Restate the entries below verbatim.
::::::::
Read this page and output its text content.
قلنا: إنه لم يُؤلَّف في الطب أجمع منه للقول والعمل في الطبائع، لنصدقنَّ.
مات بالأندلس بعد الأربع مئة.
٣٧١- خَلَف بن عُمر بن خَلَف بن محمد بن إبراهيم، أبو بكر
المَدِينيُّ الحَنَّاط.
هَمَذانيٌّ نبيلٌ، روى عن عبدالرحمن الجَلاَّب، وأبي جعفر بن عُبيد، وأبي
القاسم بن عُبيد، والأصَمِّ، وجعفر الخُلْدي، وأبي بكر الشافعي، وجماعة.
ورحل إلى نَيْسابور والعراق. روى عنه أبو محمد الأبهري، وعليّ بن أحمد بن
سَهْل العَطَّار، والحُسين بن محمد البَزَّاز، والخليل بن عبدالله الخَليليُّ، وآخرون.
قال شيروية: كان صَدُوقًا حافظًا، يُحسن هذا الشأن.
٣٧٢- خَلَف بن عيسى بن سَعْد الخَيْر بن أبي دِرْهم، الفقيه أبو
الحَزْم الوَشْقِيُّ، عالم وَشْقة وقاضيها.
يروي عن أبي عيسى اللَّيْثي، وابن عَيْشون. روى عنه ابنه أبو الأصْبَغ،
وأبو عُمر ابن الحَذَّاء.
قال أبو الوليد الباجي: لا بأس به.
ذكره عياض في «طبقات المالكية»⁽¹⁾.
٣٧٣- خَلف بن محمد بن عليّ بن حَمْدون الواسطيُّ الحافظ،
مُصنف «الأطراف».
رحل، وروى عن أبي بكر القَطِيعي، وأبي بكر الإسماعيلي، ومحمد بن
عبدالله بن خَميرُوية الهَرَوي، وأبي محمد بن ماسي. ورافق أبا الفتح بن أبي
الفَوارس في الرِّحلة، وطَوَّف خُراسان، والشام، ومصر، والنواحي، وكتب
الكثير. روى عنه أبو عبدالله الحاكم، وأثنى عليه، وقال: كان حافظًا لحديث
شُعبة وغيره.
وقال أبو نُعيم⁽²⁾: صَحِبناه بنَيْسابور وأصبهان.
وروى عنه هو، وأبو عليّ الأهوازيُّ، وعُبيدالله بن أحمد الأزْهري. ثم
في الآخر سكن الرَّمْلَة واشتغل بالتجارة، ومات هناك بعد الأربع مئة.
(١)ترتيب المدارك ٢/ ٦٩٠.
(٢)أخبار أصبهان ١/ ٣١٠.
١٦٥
::::::::
Exercise output »
Read this page and output its text content.
قلنا: إنه لم يُؤلَّف في الطب أجمع منه للقول والعمل في الطبائع، لنصدقنَّ.
مات بالأندلس بعد الأربع مئة.
٣٧١- خَلَف بن عُمر بن خَلَف بن محمد بن إبراهيم، أبو بكر
المَدِينيُّ الحَنَّاط.
هَمَذانيٌّ نبيلٌ، روى عن عبدالرحمن الجَلاَّب، وأبي جعفر بن عُبيد، وأبي
القاسم بن عُبيد، والأصَمِّ، وجعفر الخُلْدي، وأبي بكر الشافعي، وجماعة.
ورحل إلى نَيْسابور والعراق. روى عنه أبو محمد الأبهري، وعليّ بن أحمد بن
سَهْل العَطَّار، والحُسين بن محمد البَزَّاز، والخليل بن عبدالله الخَليليُّ، وآخرون.
قال شيروية: كان صَدُوقًا حافظًا، يُحسن هذا الشأن.
٣٧٢- خَلَف بن عيسى بن سَعْد الخَيْر بن أبي دِرْهم، الفقيه أبو
الحَزْم الوَشْقِيُّ، عالم وَشْقة وقاضيها.
يروي عن أبي عيسى اللَّيْثي، وابن عَيْشون. روى عنه ابنه أبو الأصْبَغ،
وأبو عُمر ابن الحَذَّاء.
قال أبو الوليد الباجي: لا بأس به.
ذكره عياض في «طبقات المالكية»⁽¹⁾.
٣٧٣- خَلف بن محمد بن عليّ بن حَمْدون الواسطيُّ الحافظ،
مُصنف «الأطراف».
رحل، وروى عن أبي بكر القَطِيعي، وأبي بكر الإسماعيلي، ومحمد بن
عبدالله بن خَميرُوية الهَرَوي، وأبي محمد بن ماسي. ورافق أبا الفتح بن أبي
الفَوارس في الرِّحلة، وطَوَّف خُراسان، والشام، ومصر، والنواحي، وكتب
الكثير. روى عنه أبو عبدالله الحاكم، وأثنى عليه، وقال: كان حافظًا لحديث
شُعبة وغيره.
وقال أبو نُعيم⁽²⁾: صَحِبناه بنَيْسابور وأصبهان.
وروى عنه هو، وأبو عليّ الأهوازيُّ، وعُبيدالله بن أحمد الأزْهري. ثم
في الآخر سكن الرَّمْلَة واشتغل بالتجارة، ومات هناك بعد الأربع مئة.
(١)ترتيب المدارك ٢/ ٦٩٠.
(٢)أخبار أصبهان ١/ ٣١٠.
١٦٥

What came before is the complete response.